*** Task inputs ***

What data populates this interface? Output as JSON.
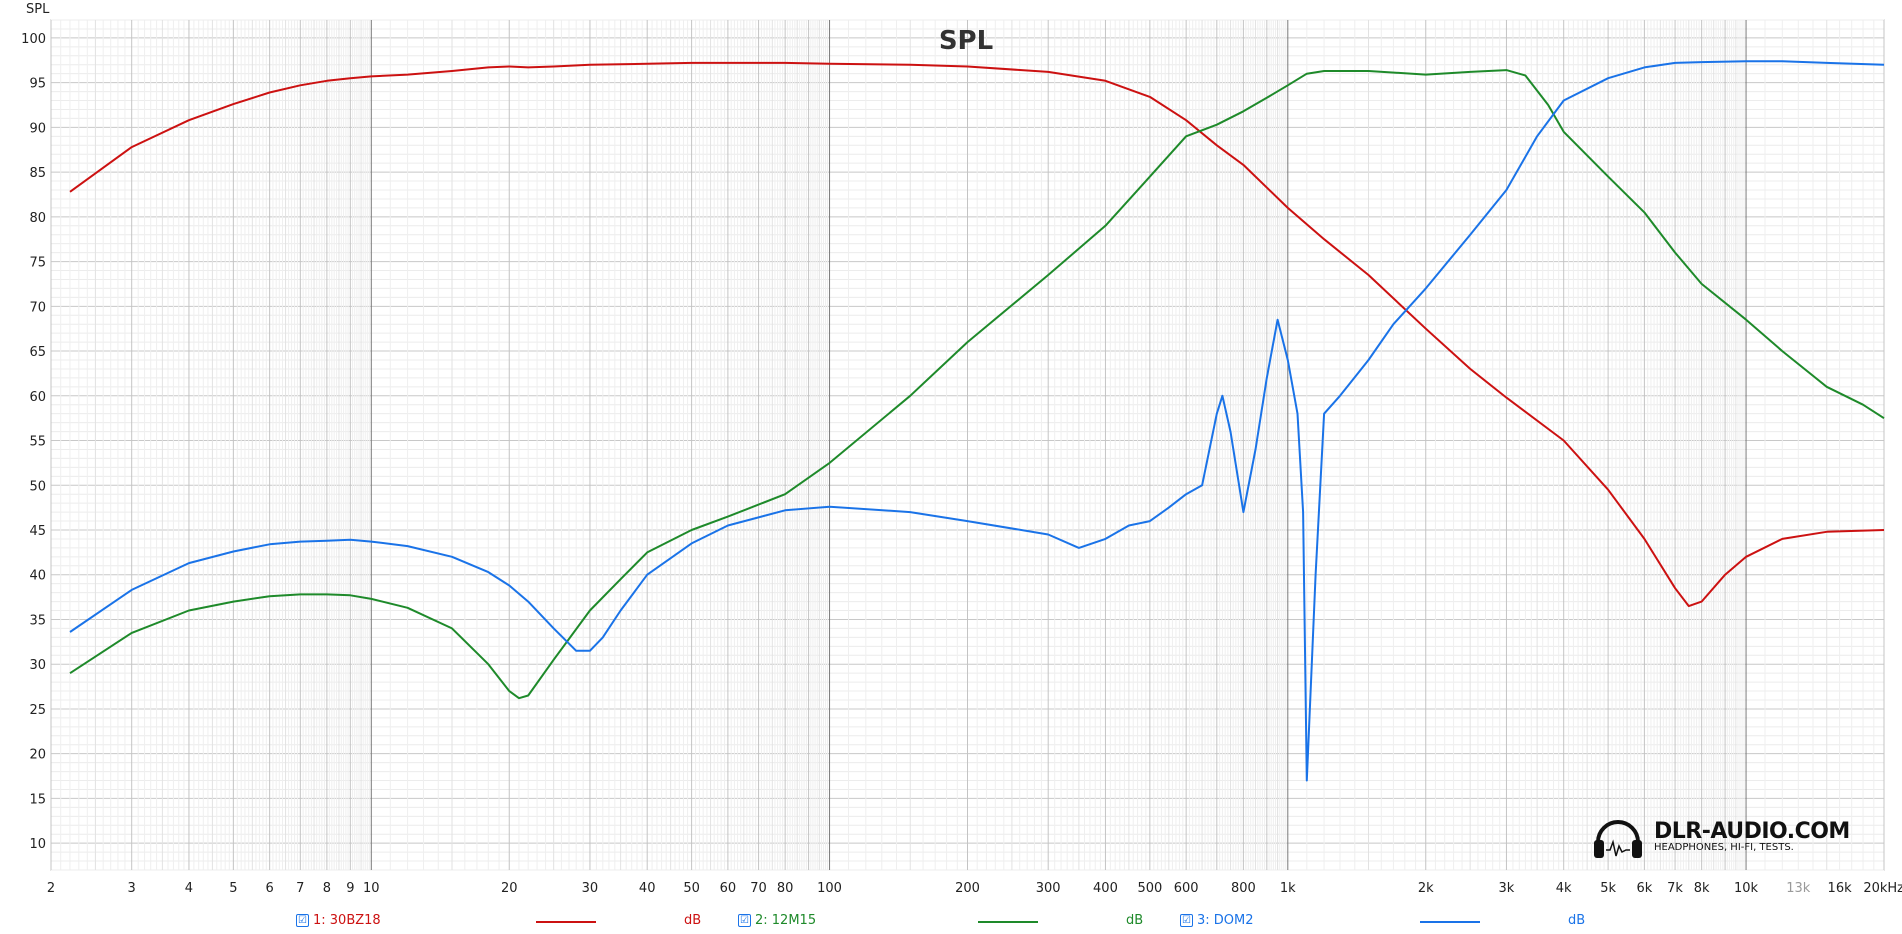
{
  "chart_data": {
    "type": "line",
    "title": "SPL",
    "ylabel": "SPL",
    "xlabel": "",
    "x_scale": "log",
    "xlim": [
      2,
      20000
    ],
    "ylim": [
      7,
      102
    ],
    "y_ticks": [
      10,
      15,
      20,
      25,
      30,
      35,
      40,
      45,
      50,
      55,
      60,
      65,
      70,
      75,
      80,
      85,
      90,
      95,
      100
    ],
    "x_ticks": [
      {
        "value": 2,
        "label": "2"
      },
      {
        "value": 3,
        "label": "3"
      },
      {
        "value": 4,
        "label": "4"
      },
      {
        "value": 5,
        "label": "5"
      },
      {
        "value": 6,
        "label": "6"
      },
      {
        "value": 7,
        "label": "7"
      },
      {
        "value": 8,
        "label": "8"
      },
      {
        "value": 9,
        "label": "9"
      },
      {
        "value": 10,
        "label": "10"
      },
      {
        "value": 20,
        "label": "20"
      },
      {
        "value": 30,
        "label": "30"
      },
      {
        "value": 40,
        "label": "40"
      },
      {
        "value": 50,
        "label": "50"
      },
      {
        "value": 60,
        "label": "60"
      },
      {
        "value": 70,
        "label": "70"
      },
      {
        "value": 80,
        "label": "80"
      },
      {
        "value": 100,
        "label": "100"
      },
      {
        "value": 200,
        "label": "200"
      },
      {
        "value": 300,
        "label": "300"
      },
      {
        "value": 400,
        "label": "400"
      },
      {
        "value": 500,
        "label": "500"
      },
      {
        "value": 600,
        "label": "600"
      },
      {
        "value": 800,
        "label": "800"
      },
      {
        "value": 1000,
        "label": "1k"
      },
      {
        "value": 2000,
        "label": "2k"
      },
      {
        "value": 3000,
        "label": "3k"
      },
      {
        "value": 4000,
        "label": "4k"
      },
      {
        "value": 5000,
        "label": "5k"
      },
      {
        "value": 6000,
        "label": "6k"
      },
      {
        "value": 7000,
        "label": "7k"
      },
      {
        "value": 8000,
        "label": "8k"
      },
      {
        "value": 10000,
        "label": "10k"
      },
      {
        "value": 13000,
        "label": "13k",
        "faint": true
      },
      {
        "value": 16000,
        "label": "16k"
      },
      {
        "value": 20000,
        "label": "20kHz"
      }
    ],
    "grid": true,
    "series": [
      {
        "name": "1: 30BZ18",
        "unit": "dB",
        "color": "#cc1111",
        "points": [
          [
            2.2,
            82.8
          ],
          [
            3,
            87.8
          ],
          [
            4,
            90.8
          ],
          [
            5,
            92.6
          ],
          [
            6,
            93.9
          ],
          [
            7,
            94.7
          ],
          [
            8,
            95.2
          ],
          [
            9,
            95.5
          ],
          [
            10,
            95.7
          ],
          [
            12,
            95.9
          ],
          [
            15,
            96.3
          ],
          [
            18,
            96.7
          ],
          [
            20,
            96.8
          ],
          [
            22,
            96.7
          ],
          [
            25,
            96.8
          ],
          [
            30,
            97.0
          ],
          [
            40,
            97.1
          ],
          [
            50,
            97.2
          ],
          [
            60,
            97.2
          ],
          [
            80,
            97.2
          ],
          [
            100,
            97.1
          ],
          [
            150,
            97.0
          ],
          [
            200,
            96.8
          ],
          [
            300,
            96.2
          ],
          [
            400,
            95.2
          ],
          [
            500,
            93.4
          ],
          [
            600,
            90.8
          ],
          [
            700,
            88.0
          ],
          [
            800,
            85.8
          ],
          [
            1000,
            81.0
          ],
          [
            1200,
            77.5
          ],
          [
            1500,
            73.5
          ],
          [
            2000,
            67.5
          ],
          [
            2500,
            63.0
          ],
          [
            3000,
            59.8
          ],
          [
            4000,
            55.0
          ],
          [
            5000,
            49.5
          ],
          [
            6000,
            44.0
          ],
          [
            7000,
            38.5
          ],
          [
            7500,
            36.5
          ],
          [
            8000,
            37.0
          ],
          [
            9000,
            40.0
          ],
          [
            10000,
            42.0
          ],
          [
            12000,
            44.0
          ],
          [
            15000,
            44.8
          ],
          [
            20000,
            45.0
          ]
        ]
      },
      {
        "name": "2: 12M15",
        "unit": "dB",
        "color": "#1e8a2a",
        "points": [
          [
            2.2,
            29.0
          ],
          [
            3,
            33.5
          ],
          [
            4,
            36.0
          ],
          [
            5,
            37.0
          ],
          [
            6,
            37.6
          ],
          [
            7,
            37.8
          ],
          [
            8,
            37.8
          ],
          [
            9,
            37.7
          ],
          [
            10,
            37.3
          ],
          [
            12,
            36.3
          ],
          [
            15,
            34.0
          ],
          [
            18,
            30.0
          ],
          [
            20,
            27.0
          ],
          [
            21,
            26.2
          ],
          [
            22,
            26.5
          ],
          [
            25,
            30.5
          ],
          [
            30,
            36.0
          ],
          [
            35,
            39.5
          ],
          [
            40,
            42.5
          ],
          [
            50,
            45.0
          ],
          [
            60,
            46.5
          ],
          [
            80,
            49.0
          ],
          [
            100,
            52.5
          ],
          [
            150,
            60.0
          ],
          [
            200,
            66.0
          ],
          [
            300,
            73.5
          ],
          [
            400,
            79.0
          ],
          [
            500,
            84.5
          ],
          [
            600,
            89.0
          ],
          [
            700,
            90.3
          ],
          [
            800,
            91.8
          ],
          [
            900,
            93.3
          ],
          [
            1000,
            94.7
          ],
          [
            1100,
            96.0
          ],
          [
            1200,
            96.3
          ],
          [
            1500,
            96.3
          ],
          [
            2000,
            95.9
          ],
          [
            2500,
            96.2
          ],
          [
            3000,
            96.4
          ],
          [
            3300,
            95.8
          ],
          [
            3700,
            92.5
          ],
          [
            4000,
            89.5
          ],
          [
            5000,
            84.5
          ],
          [
            6000,
            80.5
          ],
          [
            7000,
            76.0
          ],
          [
            8000,
            72.5
          ],
          [
            10000,
            68.5
          ],
          [
            12000,
            65.0
          ],
          [
            15000,
            61.0
          ],
          [
            18000,
            59.0
          ],
          [
            20000,
            57.5
          ]
        ]
      },
      {
        "name": "3: DOM2",
        "unit": "dB",
        "color": "#1a73e8",
        "points": [
          [
            2.2,
            33.6
          ],
          [
            3,
            38.3
          ],
          [
            4,
            41.3
          ],
          [
            5,
            42.6
          ],
          [
            6,
            43.4
          ],
          [
            7,
            43.7
          ],
          [
            8,
            43.8
          ],
          [
            9,
            43.9
          ],
          [
            10,
            43.7
          ],
          [
            12,
            43.2
          ],
          [
            15,
            42.0
          ],
          [
            18,
            40.3
          ],
          [
            20,
            38.8
          ],
          [
            22,
            37.0
          ],
          [
            25,
            34.0
          ],
          [
            28,
            31.5
          ],
          [
            30,
            31.5
          ],
          [
            32,
            33.0
          ],
          [
            35,
            36.0
          ],
          [
            40,
            40.0
          ],
          [
            50,
            43.5
          ],
          [
            60,
            45.5
          ],
          [
            80,
            47.2
          ],
          [
            100,
            47.6
          ],
          [
            150,
            47.0
          ],
          [
            200,
            46.0
          ],
          [
            300,
            44.5
          ],
          [
            350,
            43.0
          ],
          [
            400,
            44.0
          ],
          [
            450,
            45.5
          ],
          [
            500,
            46.0
          ],
          [
            550,
            47.5
          ],
          [
            600,
            49.0
          ],
          [
            650,
            50.0
          ],
          [
            700,
            58.0
          ],
          [
            720,
            60.0
          ],
          [
            750,
            56.0
          ],
          [
            800,
            47.0
          ],
          [
            850,
            54.0
          ],
          [
            900,
            62.0
          ],
          [
            950,
            68.5
          ],
          [
            1000,
            64.0
          ],
          [
            1050,
            58.0
          ],
          [
            1080,
            47.0
          ],
          [
            1100,
            17.0
          ],
          [
            1150,
            40.0
          ],
          [
            1200,
            58.0
          ],
          [
            1300,
            60.0
          ],
          [
            1500,
            64.0
          ],
          [
            1700,
            68.0
          ],
          [
            2000,
            72.0
          ],
          [
            2500,
            78.0
          ],
          [
            3000,
            83.0
          ],
          [
            3500,
            89.0
          ],
          [
            4000,
            93.0
          ],
          [
            5000,
            95.5
          ],
          [
            6000,
            96.7
          ],
          [
            7000,
            97.2
          ],
          [
            8000,
            97.3
          ],
          [
            10000,
            97.4
          ],
          [
            12000,
            97.4
          ],
          [
            15000,
            97.2
          ],
          [
            20000,
            97.0
          ]
        ]
      }
    ]
  },
  "legend": [
    {
      "label": "1: 30BZ18",
      "unit": "dB",
      "color": "#cc1111"
    },
    {
      "label": "2: 12M15",
      "unit": "dB",
      "color": "#1e8a2a"
    },
    {
      "label": "3: DOM2",
      "unit": "dB",
      "color": "#1a73e8"
    }
  ],
  "legend_check": "☑",
  "watermark": {
    "name": "DLR-AUDIO.COM",
    "tagline": "HEADPHONES, HI-FI, TESTS."
  }
}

***

Exercise
Look through the lines above and collect those with the word "color".

The response
        "color": "#cc1111",
        "color": "#1e8a2a",
        "color": "#1a73e8",
      "color": "#cc1111"
      "color": "#1e8a2a"
      "color": "#1a73e8"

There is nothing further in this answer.